**Written request:** Select all lines with the string "networks" in them, and copy those lines.

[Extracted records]
= = = = = = =

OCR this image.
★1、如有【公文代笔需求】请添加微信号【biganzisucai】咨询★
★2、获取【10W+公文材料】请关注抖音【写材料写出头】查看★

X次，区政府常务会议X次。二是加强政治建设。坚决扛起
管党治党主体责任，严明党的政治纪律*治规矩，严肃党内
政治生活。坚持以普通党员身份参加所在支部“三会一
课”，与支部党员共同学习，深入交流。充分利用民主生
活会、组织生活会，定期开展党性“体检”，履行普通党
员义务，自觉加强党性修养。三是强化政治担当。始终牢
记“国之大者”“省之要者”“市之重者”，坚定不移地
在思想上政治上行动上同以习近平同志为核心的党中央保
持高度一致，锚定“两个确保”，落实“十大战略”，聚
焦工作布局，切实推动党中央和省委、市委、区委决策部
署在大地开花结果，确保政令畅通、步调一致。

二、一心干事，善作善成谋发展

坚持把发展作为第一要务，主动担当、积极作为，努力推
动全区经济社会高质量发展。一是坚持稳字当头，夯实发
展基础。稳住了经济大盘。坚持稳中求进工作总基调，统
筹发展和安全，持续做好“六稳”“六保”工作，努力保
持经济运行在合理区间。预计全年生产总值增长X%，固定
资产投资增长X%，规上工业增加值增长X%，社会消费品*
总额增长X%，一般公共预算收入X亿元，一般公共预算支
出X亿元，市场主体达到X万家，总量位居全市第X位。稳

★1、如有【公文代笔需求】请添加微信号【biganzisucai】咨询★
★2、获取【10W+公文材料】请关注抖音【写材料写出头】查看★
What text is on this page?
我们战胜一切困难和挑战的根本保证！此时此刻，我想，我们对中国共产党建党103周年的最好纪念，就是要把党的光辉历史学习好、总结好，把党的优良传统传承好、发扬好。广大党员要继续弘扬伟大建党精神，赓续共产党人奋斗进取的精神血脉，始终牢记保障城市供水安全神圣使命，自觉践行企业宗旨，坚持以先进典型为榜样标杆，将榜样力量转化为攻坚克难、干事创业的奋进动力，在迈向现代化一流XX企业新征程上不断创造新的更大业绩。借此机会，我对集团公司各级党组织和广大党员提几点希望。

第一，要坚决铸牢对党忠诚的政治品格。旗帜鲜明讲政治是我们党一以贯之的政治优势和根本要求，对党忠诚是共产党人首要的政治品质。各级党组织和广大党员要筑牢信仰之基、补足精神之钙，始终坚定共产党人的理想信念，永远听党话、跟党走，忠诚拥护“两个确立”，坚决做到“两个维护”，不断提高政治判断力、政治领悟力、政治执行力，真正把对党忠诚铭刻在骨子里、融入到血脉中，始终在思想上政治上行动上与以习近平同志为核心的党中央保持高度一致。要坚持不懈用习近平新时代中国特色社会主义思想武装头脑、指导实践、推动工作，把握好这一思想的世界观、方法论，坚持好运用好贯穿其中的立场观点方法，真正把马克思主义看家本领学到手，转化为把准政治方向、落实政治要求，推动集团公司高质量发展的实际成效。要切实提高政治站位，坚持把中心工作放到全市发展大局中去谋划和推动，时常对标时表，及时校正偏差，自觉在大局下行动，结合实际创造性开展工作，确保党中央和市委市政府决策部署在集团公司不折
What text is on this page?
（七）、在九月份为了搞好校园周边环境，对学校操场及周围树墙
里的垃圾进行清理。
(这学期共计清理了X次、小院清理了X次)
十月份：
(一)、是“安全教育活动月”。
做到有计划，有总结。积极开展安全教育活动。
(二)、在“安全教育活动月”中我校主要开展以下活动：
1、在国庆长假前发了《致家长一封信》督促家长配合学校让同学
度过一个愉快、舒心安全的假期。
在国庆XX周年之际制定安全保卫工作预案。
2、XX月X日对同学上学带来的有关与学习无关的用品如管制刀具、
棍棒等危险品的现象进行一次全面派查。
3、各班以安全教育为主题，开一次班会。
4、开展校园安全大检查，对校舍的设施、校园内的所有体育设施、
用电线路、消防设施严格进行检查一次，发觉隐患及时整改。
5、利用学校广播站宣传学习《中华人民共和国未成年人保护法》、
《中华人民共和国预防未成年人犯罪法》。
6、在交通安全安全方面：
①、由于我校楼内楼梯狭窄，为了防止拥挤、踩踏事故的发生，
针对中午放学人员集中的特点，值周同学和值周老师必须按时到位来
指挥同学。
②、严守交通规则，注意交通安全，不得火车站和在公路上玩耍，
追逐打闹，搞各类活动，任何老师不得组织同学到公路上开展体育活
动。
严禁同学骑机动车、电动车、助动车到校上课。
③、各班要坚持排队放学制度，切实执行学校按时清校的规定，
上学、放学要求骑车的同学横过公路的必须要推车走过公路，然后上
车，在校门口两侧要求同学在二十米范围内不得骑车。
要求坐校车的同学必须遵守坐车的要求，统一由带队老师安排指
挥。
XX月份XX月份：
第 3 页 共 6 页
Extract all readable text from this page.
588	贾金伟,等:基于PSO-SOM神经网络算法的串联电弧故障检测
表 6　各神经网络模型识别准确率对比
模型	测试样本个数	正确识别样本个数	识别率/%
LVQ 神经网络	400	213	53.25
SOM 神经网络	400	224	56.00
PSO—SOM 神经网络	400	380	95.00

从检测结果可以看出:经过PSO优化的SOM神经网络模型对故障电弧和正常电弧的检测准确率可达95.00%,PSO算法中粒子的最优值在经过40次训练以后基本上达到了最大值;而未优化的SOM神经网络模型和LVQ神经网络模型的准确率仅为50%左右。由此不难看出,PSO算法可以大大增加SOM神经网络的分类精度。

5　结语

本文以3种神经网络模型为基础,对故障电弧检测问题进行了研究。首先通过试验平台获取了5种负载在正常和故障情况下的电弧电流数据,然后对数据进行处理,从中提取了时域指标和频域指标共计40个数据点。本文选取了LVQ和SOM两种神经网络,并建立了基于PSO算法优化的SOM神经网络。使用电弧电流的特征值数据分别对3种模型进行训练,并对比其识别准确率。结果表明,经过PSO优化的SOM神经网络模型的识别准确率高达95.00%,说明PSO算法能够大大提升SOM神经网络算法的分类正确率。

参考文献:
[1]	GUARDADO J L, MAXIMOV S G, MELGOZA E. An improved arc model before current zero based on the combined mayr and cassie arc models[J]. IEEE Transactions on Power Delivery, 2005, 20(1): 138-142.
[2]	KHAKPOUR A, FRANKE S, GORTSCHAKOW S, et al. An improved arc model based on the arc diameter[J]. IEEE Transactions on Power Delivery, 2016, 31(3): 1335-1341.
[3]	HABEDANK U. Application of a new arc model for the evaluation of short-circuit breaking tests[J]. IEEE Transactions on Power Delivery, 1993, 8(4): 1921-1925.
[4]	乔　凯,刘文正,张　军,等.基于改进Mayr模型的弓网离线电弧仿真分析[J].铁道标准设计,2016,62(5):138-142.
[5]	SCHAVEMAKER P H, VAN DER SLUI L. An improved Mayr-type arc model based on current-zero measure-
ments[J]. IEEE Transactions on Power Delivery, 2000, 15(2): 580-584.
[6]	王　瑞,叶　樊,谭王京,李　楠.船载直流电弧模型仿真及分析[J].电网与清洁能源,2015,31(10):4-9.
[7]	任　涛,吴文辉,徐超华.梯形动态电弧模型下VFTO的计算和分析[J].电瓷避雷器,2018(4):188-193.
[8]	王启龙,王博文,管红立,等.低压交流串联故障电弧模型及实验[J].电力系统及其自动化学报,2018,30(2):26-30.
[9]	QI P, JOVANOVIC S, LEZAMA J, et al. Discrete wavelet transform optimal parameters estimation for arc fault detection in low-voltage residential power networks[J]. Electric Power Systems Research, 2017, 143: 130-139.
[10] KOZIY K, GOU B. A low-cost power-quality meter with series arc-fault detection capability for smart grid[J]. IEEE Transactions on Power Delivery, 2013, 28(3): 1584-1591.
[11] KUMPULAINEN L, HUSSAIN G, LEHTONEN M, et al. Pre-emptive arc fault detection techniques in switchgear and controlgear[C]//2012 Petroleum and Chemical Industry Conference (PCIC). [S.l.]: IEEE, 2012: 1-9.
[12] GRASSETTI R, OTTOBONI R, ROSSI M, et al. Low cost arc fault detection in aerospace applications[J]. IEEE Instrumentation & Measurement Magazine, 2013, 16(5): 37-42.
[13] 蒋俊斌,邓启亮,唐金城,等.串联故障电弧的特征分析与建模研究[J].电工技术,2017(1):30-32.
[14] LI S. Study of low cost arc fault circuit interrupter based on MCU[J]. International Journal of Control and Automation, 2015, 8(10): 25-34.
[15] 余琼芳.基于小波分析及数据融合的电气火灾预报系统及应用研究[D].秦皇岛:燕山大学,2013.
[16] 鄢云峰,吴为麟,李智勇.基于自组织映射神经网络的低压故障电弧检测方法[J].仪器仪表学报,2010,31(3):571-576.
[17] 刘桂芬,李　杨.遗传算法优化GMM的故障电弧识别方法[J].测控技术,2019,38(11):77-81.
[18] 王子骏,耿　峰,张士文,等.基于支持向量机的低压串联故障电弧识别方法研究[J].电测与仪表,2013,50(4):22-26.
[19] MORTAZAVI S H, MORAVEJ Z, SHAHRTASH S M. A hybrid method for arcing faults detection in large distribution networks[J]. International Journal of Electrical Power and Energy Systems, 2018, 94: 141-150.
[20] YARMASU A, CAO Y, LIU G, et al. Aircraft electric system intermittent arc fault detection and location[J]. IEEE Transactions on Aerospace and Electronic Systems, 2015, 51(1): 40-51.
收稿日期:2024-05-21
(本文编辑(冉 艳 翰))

= = = = = = =

**Output of the exercise:**
[9]	QI P, JOVANOVIC S, LEZAMA J, et al. Discrete wavelet transform optimal parameters estimation for arc fault detection in low-voltage residential power networks[J]. Electric Power Systems Research, 2017, 143: 130-139.
[19] MORTAZAVI S H, MORAVEJ Z, SHAHRTASH S M. A hybrid method for arcing faults detection in large distribution networks[J]. International Journal of Electrical Power and Energy Systems, 2018, 94: 141-150.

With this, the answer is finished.